─── TEXT SHOWN ───
Last Updated on August 21, 2023

Belly dance stars in Egypt in the 1980s and 1990s

1980s and mid-1990 Raqs Sharqi (Belly Dance)

The timeframe between the mid-1980s and mid-1990s sees a flourishing of raqs sharqi in Egypt and abroad (in countries such as Lebanon and the UAE but also in London, as we will see).

I have found fewer clips with dance scenes from movies for this decade in comparison to previous timeframes, but I found a lot more videos of live dance from TV shows or nightclub performances.

Live shows are still performed in expensive venues (hotels and nightclubs) with big orchestras. In the mid-1990s, however, there was a sharp drop in the number of performances and it seems that Fifi Abdou, Lucy and Mona al Said were the last big stars of Egyptian raqs sharqi.

This sudden decline seems to be due mainly to economic and political reasons. Morocco (Varga Dinicu, 2013, p. 171), who took groups of dancers to Cairo from 1987 to 1993 writes that ‘in mid-1993, the fabulous dance scene, growing since the late ’60s, virtually disappeared almost overnight’.
───
TASKS TO CARRY OUT:
[1] Which dancers does the text on belly dance in Egypt name as the last big stars of Egyptian raqs sharqi?
[2] Do these statements agree with the text on belly dance in Egypt? Answer yes or no for each, and quote the deciding words.
(a) The writer found more dance scenes from movies for this decade than for earlier timeframes.
(b) Live shows were still performed with big orchestras.
(c) The sudden decline is attributed mainly to economic and political reasons.
[3] According to the text on belly dance in Egypt, during which years did Morocco take groups of dancers to Cairo?
The listing that follows comes from a different source than the text on belly dance in Egypt.
─── EXTRACTED RECORDS ───
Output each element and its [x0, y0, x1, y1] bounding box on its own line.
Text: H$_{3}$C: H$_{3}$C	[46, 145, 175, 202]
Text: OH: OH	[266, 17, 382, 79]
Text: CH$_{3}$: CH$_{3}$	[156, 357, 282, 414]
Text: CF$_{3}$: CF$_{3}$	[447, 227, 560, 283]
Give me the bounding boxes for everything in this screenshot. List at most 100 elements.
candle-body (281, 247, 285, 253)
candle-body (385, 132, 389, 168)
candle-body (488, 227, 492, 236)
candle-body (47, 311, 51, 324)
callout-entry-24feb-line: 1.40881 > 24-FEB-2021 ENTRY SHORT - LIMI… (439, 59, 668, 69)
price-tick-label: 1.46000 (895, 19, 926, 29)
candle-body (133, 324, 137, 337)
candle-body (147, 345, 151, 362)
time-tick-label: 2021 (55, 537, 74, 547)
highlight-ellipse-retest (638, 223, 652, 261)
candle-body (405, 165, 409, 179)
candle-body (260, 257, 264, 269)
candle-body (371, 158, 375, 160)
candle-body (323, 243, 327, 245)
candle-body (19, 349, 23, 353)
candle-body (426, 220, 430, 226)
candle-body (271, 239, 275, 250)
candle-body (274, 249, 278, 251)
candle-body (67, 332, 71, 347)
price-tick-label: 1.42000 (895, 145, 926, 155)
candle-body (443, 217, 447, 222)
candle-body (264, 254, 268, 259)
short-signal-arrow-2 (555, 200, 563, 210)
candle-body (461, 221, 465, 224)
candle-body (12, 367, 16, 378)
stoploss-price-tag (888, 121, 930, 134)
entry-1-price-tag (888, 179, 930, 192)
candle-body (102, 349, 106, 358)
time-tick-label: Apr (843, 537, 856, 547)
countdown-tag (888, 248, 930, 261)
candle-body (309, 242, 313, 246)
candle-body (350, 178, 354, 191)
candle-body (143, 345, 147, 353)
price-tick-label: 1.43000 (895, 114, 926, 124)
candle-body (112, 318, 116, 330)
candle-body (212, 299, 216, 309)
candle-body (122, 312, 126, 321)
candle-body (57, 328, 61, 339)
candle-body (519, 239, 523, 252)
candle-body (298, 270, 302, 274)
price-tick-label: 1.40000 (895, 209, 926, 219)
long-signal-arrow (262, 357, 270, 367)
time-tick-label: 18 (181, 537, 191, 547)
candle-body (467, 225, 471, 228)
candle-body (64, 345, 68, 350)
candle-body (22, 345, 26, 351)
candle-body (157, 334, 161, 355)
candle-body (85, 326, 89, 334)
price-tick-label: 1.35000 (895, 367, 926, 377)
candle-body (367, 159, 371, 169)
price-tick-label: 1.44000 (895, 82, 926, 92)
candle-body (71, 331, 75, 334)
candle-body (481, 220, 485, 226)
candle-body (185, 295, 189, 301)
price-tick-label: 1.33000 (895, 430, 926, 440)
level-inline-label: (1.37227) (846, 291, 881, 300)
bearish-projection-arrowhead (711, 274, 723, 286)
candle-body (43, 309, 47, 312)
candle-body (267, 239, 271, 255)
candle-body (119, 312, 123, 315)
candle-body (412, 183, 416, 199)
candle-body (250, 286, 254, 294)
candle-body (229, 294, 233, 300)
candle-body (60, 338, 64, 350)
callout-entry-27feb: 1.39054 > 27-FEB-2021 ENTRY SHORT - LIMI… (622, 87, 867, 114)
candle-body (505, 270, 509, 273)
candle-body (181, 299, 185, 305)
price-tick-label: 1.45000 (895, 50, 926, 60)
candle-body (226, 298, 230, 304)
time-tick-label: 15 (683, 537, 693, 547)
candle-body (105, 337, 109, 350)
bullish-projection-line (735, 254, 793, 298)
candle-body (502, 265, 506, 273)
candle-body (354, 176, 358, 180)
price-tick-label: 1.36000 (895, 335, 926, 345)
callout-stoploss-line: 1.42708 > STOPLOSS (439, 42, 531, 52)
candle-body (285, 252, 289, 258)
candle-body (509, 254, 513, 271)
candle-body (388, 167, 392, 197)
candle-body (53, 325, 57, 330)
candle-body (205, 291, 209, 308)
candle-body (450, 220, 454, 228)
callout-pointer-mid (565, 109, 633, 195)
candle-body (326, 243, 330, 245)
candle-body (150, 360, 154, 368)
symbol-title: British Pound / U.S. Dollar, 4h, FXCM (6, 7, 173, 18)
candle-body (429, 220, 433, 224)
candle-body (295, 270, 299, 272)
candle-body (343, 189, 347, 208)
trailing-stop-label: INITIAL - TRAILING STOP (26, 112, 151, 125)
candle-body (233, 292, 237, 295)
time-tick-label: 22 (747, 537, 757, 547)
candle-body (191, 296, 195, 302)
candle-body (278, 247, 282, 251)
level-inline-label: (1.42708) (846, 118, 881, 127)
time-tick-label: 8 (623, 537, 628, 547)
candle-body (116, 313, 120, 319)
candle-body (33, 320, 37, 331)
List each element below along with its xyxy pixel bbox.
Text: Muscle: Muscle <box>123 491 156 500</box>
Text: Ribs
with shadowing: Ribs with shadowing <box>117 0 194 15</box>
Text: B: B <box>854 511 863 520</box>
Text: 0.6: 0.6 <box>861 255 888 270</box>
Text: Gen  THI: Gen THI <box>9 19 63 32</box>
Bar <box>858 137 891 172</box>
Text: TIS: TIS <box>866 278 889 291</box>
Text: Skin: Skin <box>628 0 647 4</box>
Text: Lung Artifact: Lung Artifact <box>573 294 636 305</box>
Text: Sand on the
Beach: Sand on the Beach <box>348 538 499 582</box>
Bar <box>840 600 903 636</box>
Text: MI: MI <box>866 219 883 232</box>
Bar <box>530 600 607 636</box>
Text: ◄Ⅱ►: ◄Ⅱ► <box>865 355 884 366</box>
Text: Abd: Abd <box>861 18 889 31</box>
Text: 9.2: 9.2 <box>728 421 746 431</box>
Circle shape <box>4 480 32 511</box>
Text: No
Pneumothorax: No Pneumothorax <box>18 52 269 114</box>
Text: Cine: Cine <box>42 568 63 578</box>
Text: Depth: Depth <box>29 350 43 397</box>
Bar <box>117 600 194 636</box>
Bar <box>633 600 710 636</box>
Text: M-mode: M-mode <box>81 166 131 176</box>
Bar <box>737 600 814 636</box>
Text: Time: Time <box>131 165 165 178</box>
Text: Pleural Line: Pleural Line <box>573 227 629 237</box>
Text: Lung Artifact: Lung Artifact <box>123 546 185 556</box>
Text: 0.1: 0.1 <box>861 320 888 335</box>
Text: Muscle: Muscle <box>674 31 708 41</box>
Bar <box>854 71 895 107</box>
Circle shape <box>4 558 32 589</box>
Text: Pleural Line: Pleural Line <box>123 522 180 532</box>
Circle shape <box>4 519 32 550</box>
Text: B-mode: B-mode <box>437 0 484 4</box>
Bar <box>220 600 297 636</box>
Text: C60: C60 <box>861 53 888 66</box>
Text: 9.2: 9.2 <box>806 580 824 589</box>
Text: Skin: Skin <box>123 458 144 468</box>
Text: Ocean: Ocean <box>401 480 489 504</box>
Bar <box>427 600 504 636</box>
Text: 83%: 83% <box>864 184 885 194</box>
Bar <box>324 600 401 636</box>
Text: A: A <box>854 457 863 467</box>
───
EXERCISE RESPONSES:
[1] Fifi Abdou, Lucy, and Mona al Said.

[2]
(a) No: "I have found fewer clips with dance scenes from movies for this decade in comparison to previous timeframes"
(b) Yes: "Live shows are still performed in expensive venues (hotels and nightclubs) with big orchestras."
(c) Yes: "This sudden decline seems to be due mainly to economic and political reasons."

[3] From 1987 to 1993.